PROBLEM TO WORK ON: Write out the data again exactly, skipping every picture.

## begin INFORMATION SUPPLIED

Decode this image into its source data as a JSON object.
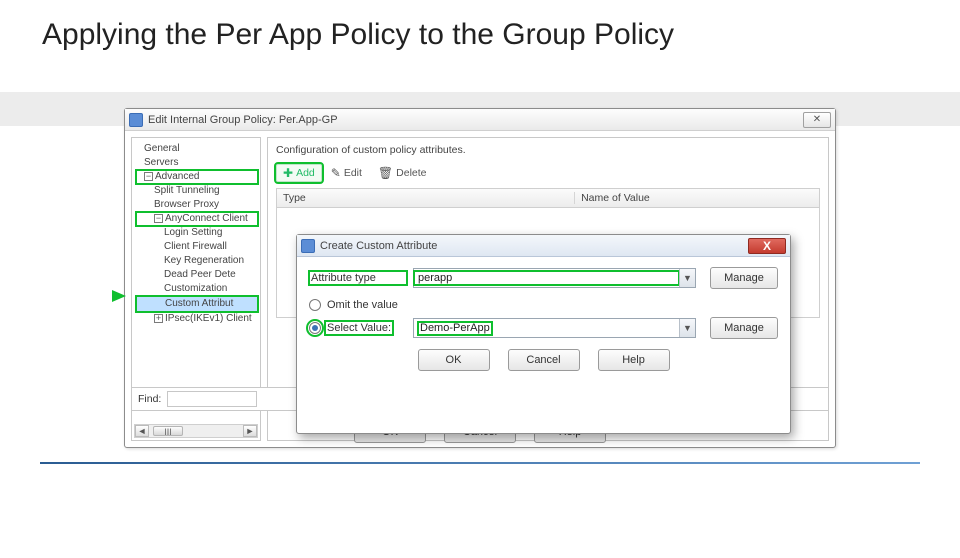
{
  "slide": {
    "title": "Applying the Per App Policy to the Group Policy"
  },
  "parent": {
    "title": "Edit Internal Group Policy: Per.App-GP",
    "desc": "Configuration of custom policy attributes.",
    "toolbar": {
      "add": "Add",
      "edit": "Edit",
      "delete": "Delete"
    },
    "columns": {
      "type": "Type",
      "name": "Name of Value"
    },
    "find_label": "Find:",
    "buttons": {
      "ok": "OK",
      "cancel": "Cancel",
      "help": "Help"
    }
  },
  "tree": {
    "general": "General",
    "servers": "Servers",
    "advanced": "Advanced",
    "split_tunneling": "Split Tunneling",
    "browser_proxy": "Browser Proxy",
    "anyconnect": "AnyConnect Client",
    "login_setting": "Login Setting",
    "client_firewall": "Client Firewall",
    "key_regen": "Key Regeneration",
    "dead_peer": "Dead Peer Dete",
    "customization": "Customization",
    "custom_attr": "Custom Attribut",
    "ipsec": "IPsec(IKEv1) Client",
    "thumb": "III"
  },
  "child": {
    "title": "Create Custom Attribute",
    "attr_type_label": "Attribute type",
    "attr_type_value": "perapp",
    "omit_label": "Omit the value",
    "select_label": "Select Value:",
    "select_value": "Demo-PerApp",
    "manage": "Manage",
    "buttons": {
      "ok": "OK",
      "cancel": "Cancel",
      "help": "Help"
    }
  }
}
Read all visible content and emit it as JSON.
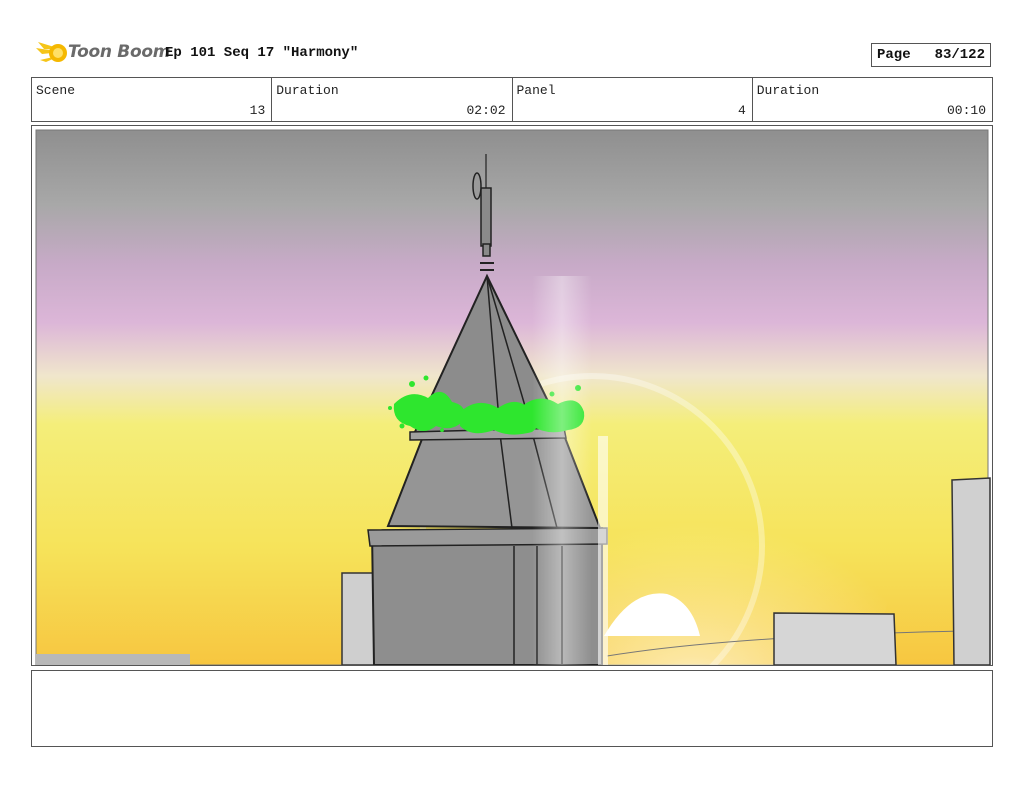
{
  "header": {
    "logo_text": "Toon Boom",
    "title": "Ep 101 Seq 17 \"Harmony\"",
    "page_label": "Page",
    "page_value": "83/122"
  },
  "info": {
    "scene_label": "Scene",
    "scene_value": "13",
    "duration_label": "Duration",
    "duration_value": "02:02",
    "panel_label": "Panel",
    "panel_value": "4",
    "panel_duration_label": "Duration",
    "panel_duration_value": "00:10"
  },
  "panel": {
    "description": "",
    "colors": {
      "sky_top": "#9e9e9e",
      "sky_pink": "#dcb6d8",
      "sky_yellow": "#f4ee7a",
      "sky_orange": "#f7c640",
      "building": "#8e8e8e",
      "foliage": "#2ee62e"
    }
  },
  "notes": {
    "text": ""
  }
}
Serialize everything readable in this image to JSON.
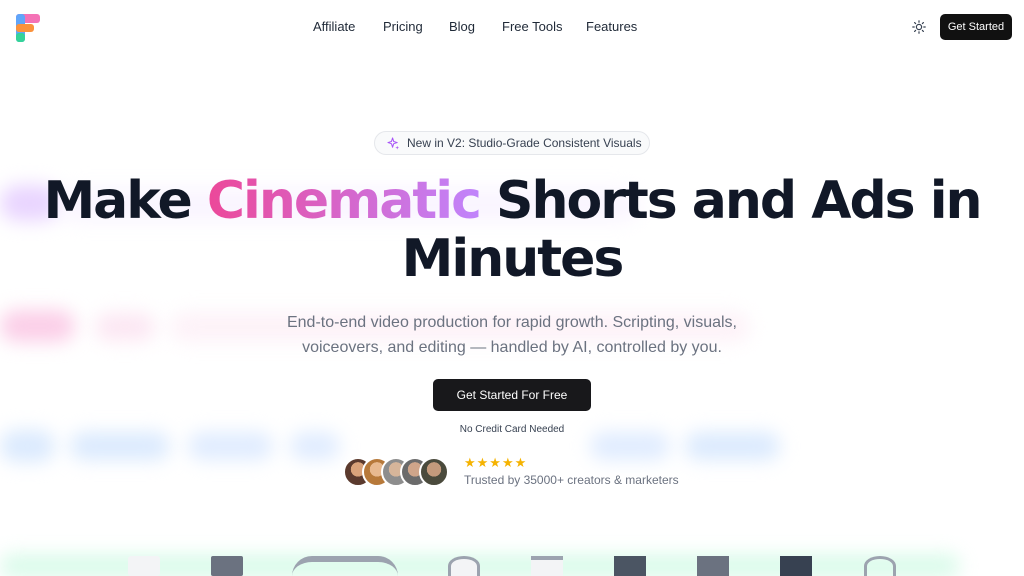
{
  "nav": {
    "items": [
      "Affiliate",
      "Pricing",
      "Blog",
      "Free Tools",
      "Features"
    ],
    "cta_label": "Get Started"
  },
  "hero": {
    "badge": "New in V2: Studio-Grade Consistent Visuals",
    "headline_before": "Make ",
    "headline_accent": "Cinematic",
    "headline_after": " Shorts and Ads in Minutes",
    "subtitle": "End-to-end video production for rapid growth. Scripting, visuals, voiceovers, and editing — handled by AI, controlled by you.",
    "cta_label": "Get Started For Free",
    "note": "No Credit Card Needed",
    "rating_stars": 5,
    "trusted": "Trusted by 35000+ creators & marketers"
  },
  "colors": {
    "accent_pink": "#ec4899",
    "accent_purple": "#c084fc",
    "button_dark": "#18181b",
    "star": "#f5b301"
  },
  "icons": [
    "logo-icon",
    "sun-icon",
    "sparkle-icon"
  ]
}
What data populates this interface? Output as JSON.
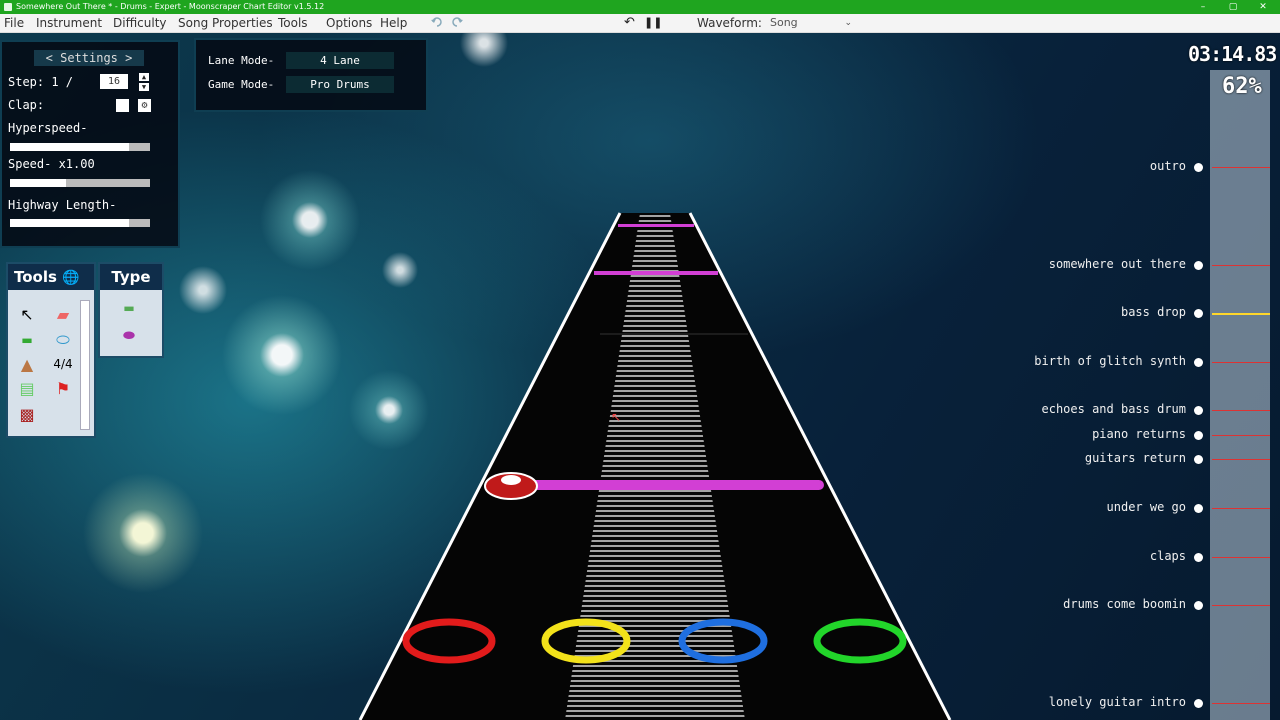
{
  "window": {
    "title": "Somewhere Out There * - Drums - Expert - Moonscraper Chart Editor v1.5.12",
    "controls": [
      "–",
      "▢",
      "✕"
    ]
  },
  "menu": [
    "File",
    "Instrument",
    "Difficulty",
    "Song Properties",
    "Tools",
    "Options",
    "Help"
  ],
  "toolbar": {
    "undo_icon": "undo-icon",
    "redo_icon": "redo-icon",
    "step_back": "↶",
    "pause": "❚❚",
    "waveform_label": "Waveform:",
    "waveform_value": "Song"
  },
  "settings": {
    "header": "< Settings >",
    "step_label": "Step: 1 /",
    "step_value": "16",
    "clap_label": "Clap:",
    "hyperspeed_label": "Hyperspeed-",
    "hyperspeed_level": 0.85,
    "speed_label": "Speed- x1.00",
    "speed_level": 0.4,
    "highway_label": "Highway Length-",
    "highway_level": 0.85
  },
  "modes": {
    "lane_label": "Lane Mode-",
    "lane_value": "4 Lane",
    "game_label": "Game Mode-",
    "game_value": "Pro Drums"
  },
  "tools": {
    "header": "Tools",
    "type_header": "Type"
  },
  "playback": {
    "time": "03:14.83",
    "progress": "62%",
    "progress_fraction": 0.62
  },
  "sections": [
    {
      "label": "outro"
    },
    {
      "label": "somewhere out there"
    },
    {
      "label": "bass drop"
    },
    {
      "label": "birth of glitch synth"
    },
    {
      "label": "echoes and bass drum"
    },
    {
      "label": "piano returns"
    },
    {
      "label": "guitars return"
    },
    {
      "label": "under we go"
    },
    {
      "label": "claps"
    },
    {
      "label": "drums come boomin"
    },
    {
      "label": "lonely guitar intro"
    }
  ],
  "colors": {
    "title_bar": "#1fa51f",
    "lane_red": "#e21b1b",
    "lane_yellow": "#f3e21a",
    "lane_blue": "#1f6fe0",
    "lane_green": "#22d52a",
    "kick_bar": "#d23fd4",
    "current_marker": "#ffd72a"
  }
}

## end INFORMATION SUPPLIED

ANSWER BELOW:
Decode this image into its source data as a JSON object.
{
  "slide": {
    "title": "Applying the Per App Policy to the Group Policy"
  },
  "parent": {
    "title": "Edit Internal Group Policy: Per.App-GP",
    "desc": "Configuration of custom policy attributes.",
    "toolbar": {
      "add": "Add",
      "edit": "Edit",
      "delete": "Delete"
    },
    "columns": {
      "type": "Type",
      "name": "Name of Value"
    },
    "find_label": "Find:",
    "buttons": {
      "ok": "OK",
      "cancel": "Cancel",
      "help": "Help"
    }
  },
  "tree": {
    "general": "General",
    "servers": "Servers",
    "advanced": "Advanced",
    "split_tunneling": "Split Tunneling",
    "browser_proxy": "Browser Proxy",
    "anyconnect": "AnyConnect Client",
    "login_setting": "Login Setting",
    "client_firewall": "Client Firewall",
    "key_regen": "Key Regeneration",
    "dead_peer": "Dead Peer Dete",
    "customization": "Customization",
    "custom_attr": "Custom Attribut",
    "ipsec": "IPsec(IKEv1) Client",
    "thumb": "III"
  },
  "child": {
    "title": "Create Custom Attribute",
    "attr_type_label": "Attribute type",
    "attr_type_value": "perapp",
    "omit_label": "Omit the value",
    "select_label": "Select Value:",
    "select_value": "Demo-PerApp",
    "manage": "Manage",
    "buttons": {
      "ok": "OK",
      "cancel": "Cancel",
      "help": "Help"
    }
  }
}
Read all visible content and emit it as JSON.
{
  "header": {
    "logo_text": "Toon Boom",
    "title": "Ep 101 Seq 17 \"Harmony\"",
    "page_label": "Page",
    "page_value": "83/122"
  },
  "info": {
    "scene_label": "Scene",
    "scene_value": "13",
    "duration_label": "Duration",
    "duration_value": "02:02",
    "panel_label": "Panel",
    "panel_value": "4",
    "panel_duration_label": "Duration",
    "panel_duration_value": "00:10"
  },
  "panel": {
    "description": "",
    "colors": {
      "sky_top": "#9e9e9e",
      "sky_pink": "#dcb6d8",
      "sky_yellow": "#f4ee7a",
      "sky_orange": "#f7c640",
      "building": "#8e8e8e",
      "foliage": "#2ee62e"
    }
  },
  "notes": {
    "text": ""
  }
}
Serialize everything readable in this image to JSON.
{
  "nav": {
    "items": [
      "Affiliate",
      "Pricing",
      "Blog",
      "Free Tools",
      "Features"
    ],
    "cta_label": "Get Started"
  },
  "hero": {
    "badge": "New in V2: Studio-Grade Consistent Visuals",
    "headline_before": "Make ",
    "headline_accent": "Cinematic",
    "headline_after": " Shorts and Ads in Minutes",
    "subtitle": "End-to-end video production for rapid growth. Scripting, visuals, voiceovers, and editing — handled by AI, controlled by you.",
    "cta_label": "Get Started For Free",
    "note": "No Credit Card Needed",
    "rating_stars": 5,
    "trusted": "Trusted by 35000+ creators & marketers"
  },
  "colors": {
    "accent_pink": "#ec4899",
    "accent_purple": "#c084fc",
    "button_dark": "#18181b",
    "star": "#f5b301"
  },
  "icons": [
    "logo-icon",
    "sun-icon",
    "sparkle-icon"
  ]
}
What data populates this interface? Output as JSON.
{
  "window": {
    "title": "Somewhere Out There * - Drums - Expert - Moonscraper Chart Editor v1.5.12",
    "controls": [
      "–",
      "▢",
      "✕"
    ]
  },
  "menu": [
    "File",
    "Instrument",
    "Difficulty",
    "Song Properties",
    "Tools",
    "Options",
    "Help"
  ],
  "toolbar": {
    "undo_icon": "undo-icon",
    "redo_icon": "redo-icon",
    "step_back": "↶",
    "pause": "❚❚",
    "waveform_label": "Waveform:",
    "waveform_value": "Song"
  },
  "settings": {
    "header": "< Settings >",
    "step_label": "Step: 1 /",
    "step_value": "16",
    "clap_label": "Clap:",
    "hyperspeed_label": "Hyperspeed-",
    "hyperspeed_level": 0.85,
    "speed_label": "Speed- x1.00",
    "speed_level": 0.4,
    "highway_label": "Highway Length-",
    "highway_level": 0.85
  },
  "modes": {
    "lane_label": "Lane Mode-",
    "lane_value": "4 Lane",
    "game_label": "Game Mode-",
    "game_value": "Pro Drums"
  },
  "tools": {
    "header": "Tools",
    "type_header": "Type"
  },
  "playback": {
    "time": "03:14.83",
    "progress": "62%",
    "progress_fraction": 0.62
  },
  "sections": [
    {
      "label": "outro"
    },
    {
      "label": "somewhere out there"
    },
    {
      "label": "bass drop"
    },
    {
      "label": "birth of glitch synth"
    },
    {
      "label": "echoes and bass drum"
    },
    {
      "label": "piano returns"
    },
    {
      "label": "guitars return"
    },
    {
      "label": "under we go"
    },
    {
      "label": "claps"
    },
    {
      "label": "drums come boomin"
    },
    {
      "label": "lonely guitar intro"
    }
  ],
  "colors": {
    "title_bar": "#1fa51f",
    "lane_red": "#e21b1b",
    "lane_yellow": "#f3e21a",
    "lane_blue": "#1f6fe0",
    "lane_green": "#22d52a",
    "kick_bar": "#d23fd4",
    "current_marker": "#ffd72a"
  }
}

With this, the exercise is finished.